== ENTRIES ==

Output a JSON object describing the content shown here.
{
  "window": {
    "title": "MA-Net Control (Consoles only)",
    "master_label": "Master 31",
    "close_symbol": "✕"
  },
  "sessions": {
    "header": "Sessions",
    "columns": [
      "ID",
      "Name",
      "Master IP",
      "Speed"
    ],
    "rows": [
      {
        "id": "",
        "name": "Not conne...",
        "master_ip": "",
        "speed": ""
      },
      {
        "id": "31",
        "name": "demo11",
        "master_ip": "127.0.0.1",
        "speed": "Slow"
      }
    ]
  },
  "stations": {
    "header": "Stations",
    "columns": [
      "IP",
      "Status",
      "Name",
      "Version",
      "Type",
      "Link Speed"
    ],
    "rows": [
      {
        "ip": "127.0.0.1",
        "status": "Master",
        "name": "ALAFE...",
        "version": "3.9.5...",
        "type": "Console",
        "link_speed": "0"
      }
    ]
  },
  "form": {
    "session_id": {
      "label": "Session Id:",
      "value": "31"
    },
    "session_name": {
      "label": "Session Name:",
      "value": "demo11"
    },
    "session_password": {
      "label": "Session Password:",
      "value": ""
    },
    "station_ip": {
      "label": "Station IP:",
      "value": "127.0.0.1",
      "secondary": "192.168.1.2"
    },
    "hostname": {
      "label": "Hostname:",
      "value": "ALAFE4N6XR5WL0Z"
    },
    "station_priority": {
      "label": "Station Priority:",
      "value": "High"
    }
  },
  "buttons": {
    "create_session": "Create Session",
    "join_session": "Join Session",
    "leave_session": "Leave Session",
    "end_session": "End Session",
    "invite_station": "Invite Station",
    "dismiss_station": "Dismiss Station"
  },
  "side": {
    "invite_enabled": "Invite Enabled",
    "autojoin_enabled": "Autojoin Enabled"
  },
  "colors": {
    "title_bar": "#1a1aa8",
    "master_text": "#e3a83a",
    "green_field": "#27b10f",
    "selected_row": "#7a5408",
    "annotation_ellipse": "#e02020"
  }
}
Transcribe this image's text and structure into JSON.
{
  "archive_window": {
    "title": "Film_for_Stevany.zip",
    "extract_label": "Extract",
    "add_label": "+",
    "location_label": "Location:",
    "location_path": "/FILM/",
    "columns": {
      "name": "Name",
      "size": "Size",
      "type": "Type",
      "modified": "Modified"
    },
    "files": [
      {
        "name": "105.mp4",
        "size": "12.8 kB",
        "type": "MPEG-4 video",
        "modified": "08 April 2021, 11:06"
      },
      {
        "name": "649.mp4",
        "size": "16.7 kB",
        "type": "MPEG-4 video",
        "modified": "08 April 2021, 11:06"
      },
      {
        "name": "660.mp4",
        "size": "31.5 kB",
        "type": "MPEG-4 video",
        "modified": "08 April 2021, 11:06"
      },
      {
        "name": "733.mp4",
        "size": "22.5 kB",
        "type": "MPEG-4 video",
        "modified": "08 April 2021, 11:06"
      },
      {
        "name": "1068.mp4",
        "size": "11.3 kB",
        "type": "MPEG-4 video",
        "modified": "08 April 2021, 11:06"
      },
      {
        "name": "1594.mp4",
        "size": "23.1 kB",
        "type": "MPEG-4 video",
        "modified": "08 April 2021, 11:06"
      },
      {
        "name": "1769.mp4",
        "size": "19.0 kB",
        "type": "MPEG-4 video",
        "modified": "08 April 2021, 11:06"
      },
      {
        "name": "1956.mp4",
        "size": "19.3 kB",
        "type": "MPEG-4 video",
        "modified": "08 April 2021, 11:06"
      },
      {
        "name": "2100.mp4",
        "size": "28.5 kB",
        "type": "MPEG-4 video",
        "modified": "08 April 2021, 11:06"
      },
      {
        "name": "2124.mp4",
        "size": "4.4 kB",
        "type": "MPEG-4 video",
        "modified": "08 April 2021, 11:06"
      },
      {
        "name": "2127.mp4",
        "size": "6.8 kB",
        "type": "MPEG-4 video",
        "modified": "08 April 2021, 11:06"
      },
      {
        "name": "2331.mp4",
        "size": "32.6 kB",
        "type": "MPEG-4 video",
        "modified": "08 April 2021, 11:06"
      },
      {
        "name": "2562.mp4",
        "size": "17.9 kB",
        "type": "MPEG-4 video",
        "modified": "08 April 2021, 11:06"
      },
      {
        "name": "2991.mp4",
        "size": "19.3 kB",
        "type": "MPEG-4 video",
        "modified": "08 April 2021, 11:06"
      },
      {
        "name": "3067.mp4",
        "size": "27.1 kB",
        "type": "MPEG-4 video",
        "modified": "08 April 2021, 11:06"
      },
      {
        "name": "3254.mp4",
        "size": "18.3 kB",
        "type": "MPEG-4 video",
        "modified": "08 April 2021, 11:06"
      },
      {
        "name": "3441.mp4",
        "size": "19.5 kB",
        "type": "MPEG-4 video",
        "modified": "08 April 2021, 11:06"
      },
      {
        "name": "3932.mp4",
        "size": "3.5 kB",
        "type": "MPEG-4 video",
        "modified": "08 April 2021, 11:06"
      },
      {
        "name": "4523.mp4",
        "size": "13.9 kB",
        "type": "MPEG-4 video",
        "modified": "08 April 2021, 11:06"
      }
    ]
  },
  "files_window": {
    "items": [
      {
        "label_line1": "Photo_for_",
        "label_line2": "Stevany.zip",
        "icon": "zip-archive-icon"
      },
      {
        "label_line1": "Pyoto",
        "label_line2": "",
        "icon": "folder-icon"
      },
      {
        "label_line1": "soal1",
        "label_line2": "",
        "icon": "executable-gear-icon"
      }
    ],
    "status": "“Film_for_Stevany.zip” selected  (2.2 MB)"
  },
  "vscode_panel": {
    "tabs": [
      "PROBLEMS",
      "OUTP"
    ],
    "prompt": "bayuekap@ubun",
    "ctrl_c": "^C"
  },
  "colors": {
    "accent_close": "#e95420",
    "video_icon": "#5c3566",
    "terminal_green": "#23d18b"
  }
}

== PROBLEM TO SOLVE ==
Your task is to print all of the records exactly.

== RESULT ==
Output a JSON object describing the content shown here.
{
  "window": {
    "title": "MA-Net Control (Consoles only)",
    "master_label": "Master 31",
    "close_symbol": "✕"
  },
  "sessions": {
    "header": "Sessions",
    "columns": [
      "ID",
      "Name",
      "Master IP",
      "Speed"
    ],
    "rows": [
      {
        "id": "",
        "name": "Not conne...",
        "master_ip": "",
        "speed": ""
      },
      {
        "id": "31",
        "name": "demo11",
        "master_ip": "127.0.0.1",
        "speed": "Slow"
      }
    ]
  },
  "stations": {
    "header": "Stations",
    "columns": [
      "IP",
      "Status",
      "Name",
      "Version",
      "Type",
      "Link Speed"
    ],
    "rows": [
      {
        "ip": "127.0.0.1",
        "status": "Master",
        "name": "ALAFE...",
        "version": "3.9.5...",
        "type": "Console",
        "link_speed": "0"
      }
    ]
  },
  "form": {
    "session_id": {
      "label": "Session Id:",
      "value": "31"
    },
    "session_name": {
      "label": "Session Name:",
      "value": "demo11"
    },
    "session_password": {
      "label": "Session Password:",
      "value": ""
    },
    "station_ip": {
      "label": "Station IP:",
      "value": "127.0.0.1",
      "secondary": "192.168.1.2"
    },
    "hostname": {
      "label": "Hostname:",
      "value": "ALAFE4N6XR5WL0Z"
    },
    "station_priority": {
      "label": "Station Priority:",
      "value": "High"
    }
  },
  "buttons": {
    "create_session": "Create Session",
    "join_session": "Join Session",
    "leave_session": "Leave Session",
    "end_session": "End Session",
    "invite_station": "Invite Station",
    "dismiss_station": "Dismiss Station"
  },
  "side": {
    "invite_enabled": "Invite Enabled",
    "autojoin_enabled": "Autojoin Enabled"
  },
  "colors": {
    "title_bar": "#1a1aa8",
    "master_text": "#e3a83a",
    "green_field": "#27b10f",
    "selected_row": "#7a5408",
    "annotation_ellipse": "#e02020"
  }
}
Transcribe this image's text and structure into JSON.
{
  "archive_window": {
    "title": "Film_for_Stevany.zip",
    "extract_label": "Extract",
    "add_label": "+",
    "location_label": "Location:",
    "location_path": "/FILM/",
    "columns": {
      "name": "Name",
      "size": "Size",
      "type": "Type",
      "modified": "Modified"
    },
    "files": [
      {
        "name": "105.mp4",
        "size": "12.8 kB",
        "type": "MPEG-4 video",
        "modified": "08 April 2021, 11:06"
      },
      {
        "name": "649.mp4",
        "size": "16.7 kB",
        "type": "MPEG-4 video",
        "modified": "08 April 2021, 11:06"
      },
      {
        "name": "660.mp4",
        "size": "31.5 kB",
        "type": "MPEG-4 video",
        "modified": "08 April 2021, 11:06"
      },
      {
        "name": "733.mp4",
        "size": "22.5 kB",
        "type": "MPEG-4 video",
        "modified": "08 April 2021, 11:06"
      },
      {
        "name": "1068.mp4",
        "size": "11.3 kB",
        "type": "MPEG-4 video",
        "modified": "08 April 2021, 11:06"
      },
      {
        "name": "1594.mp4",
        "size": "23.1 kB",
        "type": "MPEG-4 video",
        "modified": "08 April 2021, 11:06"
      },
      {
        "name": "1769.mp4",
        "size": "19.0 kB",
        "type": "MPEG-4 video",
        "modified": "08 April 2021, 11:06"
      },
      {
        "name": "1956.mp4",
        "size": "19.3 kB",
        "type": "MPEG-4 video",
        "modified": "08 April 2021, 11:06"
      },
      {
        "name": "2100.mp4",
        "size": "28.5 kB",
        "type": "MPEG-4 video",
        "modified": "08 April 2021, 11:06"
      },
      {
        "name": "2124.mp4",
        "size": "4.4 kB",
        "type": "MPEG-4 video",
        "modified": "08 April 2021, 11:06"
      },
      {
        "name": "2127.mp4",
        "size": "6.8 kB",
        "type": "MPEG-4 video",
        "modified": "08 April 2021, 11:06"
      },
      {
        "name": "2331.mp4",
        "size": "32.6 kB",
        "type": "MPEG-4 video",
        "modified": "08 April 2021, 11:06"
      },
      {
        "name": "2562.mp4",
        "size": "17.9 kB",
        "type": "MPEG-4 video",
        "modified": "08 April 2021, 11:06"
      },
      {
        "name": "2991.mp4",
        "size": "19.3 kB",
        "type": "MPEG-4 video",
        "modified": "08 April 2021, 11:06"
      },
      {
        "name": "3067.mp4",
        "size": "27.1 kB",
        "type": "MPEG-4 video",
        "modified": "08 April 2021, 11:06"
      },
      {
        "name": "3254.mp4",
        "size": "18.3 kB",
        "type": "MPEG-4 video",
        "modified": "08 April 2021, 11:06"
      },
      {
        "name": "3441.mp4",
        "size": "19.5 kB",
        "type": "MPEG-4 video",
        "modified": "08 April 2021, 11:06"
      },
      {
        "name": "3932.mp4",
        "size": "3.5 kB",
        "type": "MPEG-4 video",
        "modified": "08 April 2021, 11:06"
      },
      {
        "name": "4523.mp4",
        "size": "13.9 kB",
        "type": "MPEG-4 video",
        "modified": "08 April 2021, 11:06"
      }
    ]
  },
  "files_window": {
    "items": [
      {
        "label_line1": "Photo_for_",
        "label_line2": "Stevany.zip",
        "icon": "zip-archive-icon"
      },
      {
        "label_line1": "Pyoto",
        "label_line2": "",
        "icon": "folder-icon"
      },
      {
        "label_line1": "soal1",
        "label_line2": "",
        "icon": "executable-gear-icon"
      }
    ],
    "status": "“Film_for_Stevany.zip” selected  (2.2 MB)"
  },
  "vscode_panel": {
    "tabs": [
      "PROBLEMS",
      "OUTP"
    ],
    "prompt": "bayuekap@ubun",
    "ctrl_c": "^C"
  },
  "colors": {
    "accent_close": "#e95420",
    "video_icon": "#5c3566",
    "terminal_green": "#23d18b"
  }
}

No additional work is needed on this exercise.